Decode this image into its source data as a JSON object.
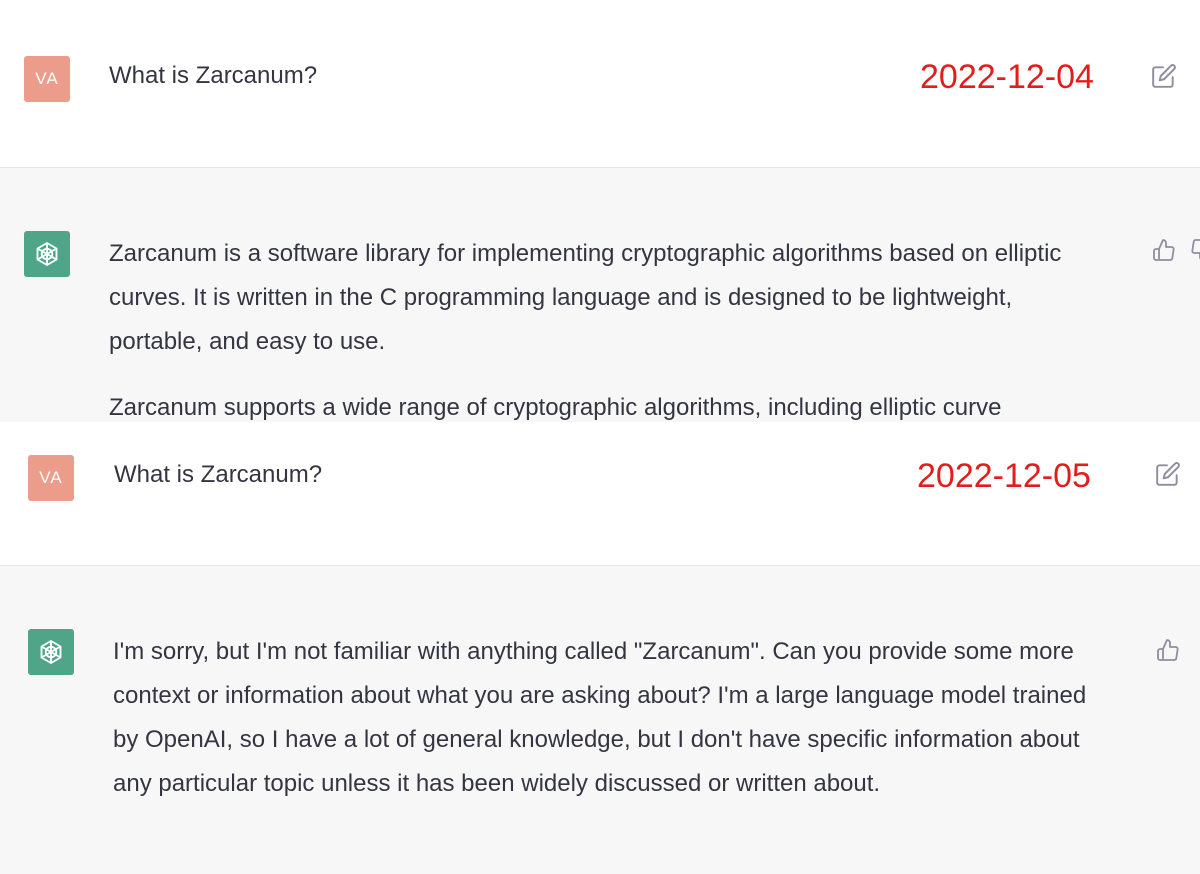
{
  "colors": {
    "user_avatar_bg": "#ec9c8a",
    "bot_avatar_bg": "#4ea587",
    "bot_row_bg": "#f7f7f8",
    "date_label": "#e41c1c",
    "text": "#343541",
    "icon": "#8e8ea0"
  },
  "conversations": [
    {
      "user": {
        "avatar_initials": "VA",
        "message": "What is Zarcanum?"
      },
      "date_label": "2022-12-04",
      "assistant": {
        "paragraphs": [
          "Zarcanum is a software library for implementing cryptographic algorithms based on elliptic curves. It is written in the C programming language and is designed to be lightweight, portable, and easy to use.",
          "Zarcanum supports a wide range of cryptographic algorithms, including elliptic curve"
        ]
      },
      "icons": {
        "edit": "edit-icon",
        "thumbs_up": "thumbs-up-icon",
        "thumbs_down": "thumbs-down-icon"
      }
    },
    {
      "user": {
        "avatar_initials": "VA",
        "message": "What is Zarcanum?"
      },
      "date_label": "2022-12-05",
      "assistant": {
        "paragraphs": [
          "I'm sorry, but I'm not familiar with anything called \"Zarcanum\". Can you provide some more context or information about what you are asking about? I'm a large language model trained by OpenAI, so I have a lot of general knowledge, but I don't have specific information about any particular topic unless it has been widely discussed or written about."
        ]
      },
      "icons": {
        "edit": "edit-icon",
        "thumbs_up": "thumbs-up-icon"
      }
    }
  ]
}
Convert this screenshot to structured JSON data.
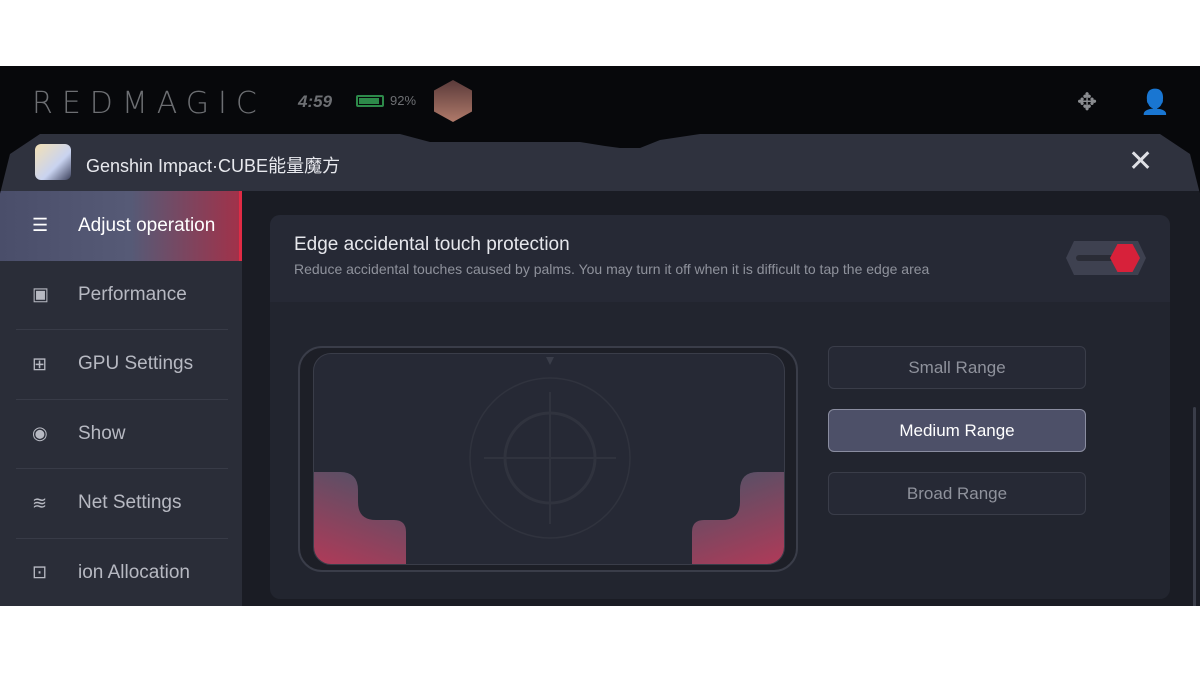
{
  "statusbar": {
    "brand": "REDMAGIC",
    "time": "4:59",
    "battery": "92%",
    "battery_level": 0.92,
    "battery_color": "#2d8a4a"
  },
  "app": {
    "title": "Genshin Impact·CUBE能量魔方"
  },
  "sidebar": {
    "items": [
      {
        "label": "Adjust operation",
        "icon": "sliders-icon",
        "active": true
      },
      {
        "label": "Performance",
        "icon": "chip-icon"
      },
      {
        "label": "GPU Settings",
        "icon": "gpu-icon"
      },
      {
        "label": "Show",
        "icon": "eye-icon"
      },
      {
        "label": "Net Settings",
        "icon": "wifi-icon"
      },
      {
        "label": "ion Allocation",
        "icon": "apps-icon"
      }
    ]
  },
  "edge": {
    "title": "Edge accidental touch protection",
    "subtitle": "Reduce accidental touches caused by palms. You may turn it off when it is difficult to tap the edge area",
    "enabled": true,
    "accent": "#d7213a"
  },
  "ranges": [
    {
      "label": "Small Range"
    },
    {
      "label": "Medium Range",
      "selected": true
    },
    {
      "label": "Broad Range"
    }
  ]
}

============================================================

**TO BE DONE:**
Exact duplication of all the records is required; pictures are omitted from the copy.

**ANSWER FOR THIS EXERCISE:**
Decode this image into its source data as a JSON object.
{
  "colors": {
    "user_avatar_bg": "#ec9c8a",
    "bot_avatar_bg": "#4ea587",
    "bot_row_bg": "#f7f7f8",
    "date_label": "#e41c1c",
    "text": "#343541",
    "icon": "#8e8ea0"
  },
  "conversations": [
    {
      "user": {
        "avatar_initials": "VA",
        "message": "What is Zarcanum?"
      },
      "date_label": "2022-12-04",
      "assistant": {
        "paragraphs": [
          "Zarcanum is a software library for implementing cryptographic algorithms based on elliptic curves. It is written in the C programming language and is designed to be lightweight, portable, and easy to use.",
          "Zarcanum supports a wide range of cryptographic algorithms, including elliptic curve"
        ]
      },
      "icons": {
        "edit": "edit-icon",
        "thumbs_up": "thumbs-up-icon",
        "thumbs_down": "thumbs-down-icon"
      }
    },
    {
      "user": {
        "avatar_initials": "VA",
        "message": "What is Zarcanum?"
      },
      "date_label": "2022-12-05",
      "assistant": {
        "paragraphs": [
          "I'm sorry, but I'm not familiar with anything called \"Zarcanum\". Can you provide some more context or information about what you are asking about? I'm a large language model trained by OpenAI, so I have a lot of general knowledge, but I don't have specific information about any particular topic unless it has been widely discussed or written about."
        ]
      },
      "icons": {
        "edit": "edit-icon",
        "thumbs_up": "thumbs-up-icon"
      }
    }
  ]
}
Convert this screenshot to structured JSON data.
{
  "statusbar": {
    "brand": "REDMAGIC",
    "time": "4:59",
    "battery": "92%",
    "battery_level": 0.92,
    "battery_color": "#2d8a4a"
  },
  "app": {
    "title": "Genshin Impact·CUBE能量魔方"
  },
  "sidebar": {
    "items": [
      {
        "label": "Adjust operation",
        "icon": "sliders-icon",
        "active": true
      },
      {
        "label": "Performance",
        "icon": "chip-icon"
      },
      {
        "label": "GPU Settings",
        "icon": "gpu-icon"
      },
      {
        "label": "Show",
        "icon": "eye-icon"
      },
      {
        "label": "Net Settings",
        "icon": "wifi-icon"
      },
      {
        "label": "ion Allocation",
        "icon": "apps-icon"
      }
    ]
  },
  "edge": {
    "title": "Edge accidental touch protection",
    "subtitle": "Reduce accidental touches caused by palms. You may turn it off when it is difficult to tap the edge area",
    "enabled": true,
    "accent": "#d7213a"
  },
  "ranges": [
    {
      "label": "Small Range"
    },
    {
      "label": "Medium Range",
      "selected": true
    },
    {
      "label": "Broad Range"
    }
  ]
}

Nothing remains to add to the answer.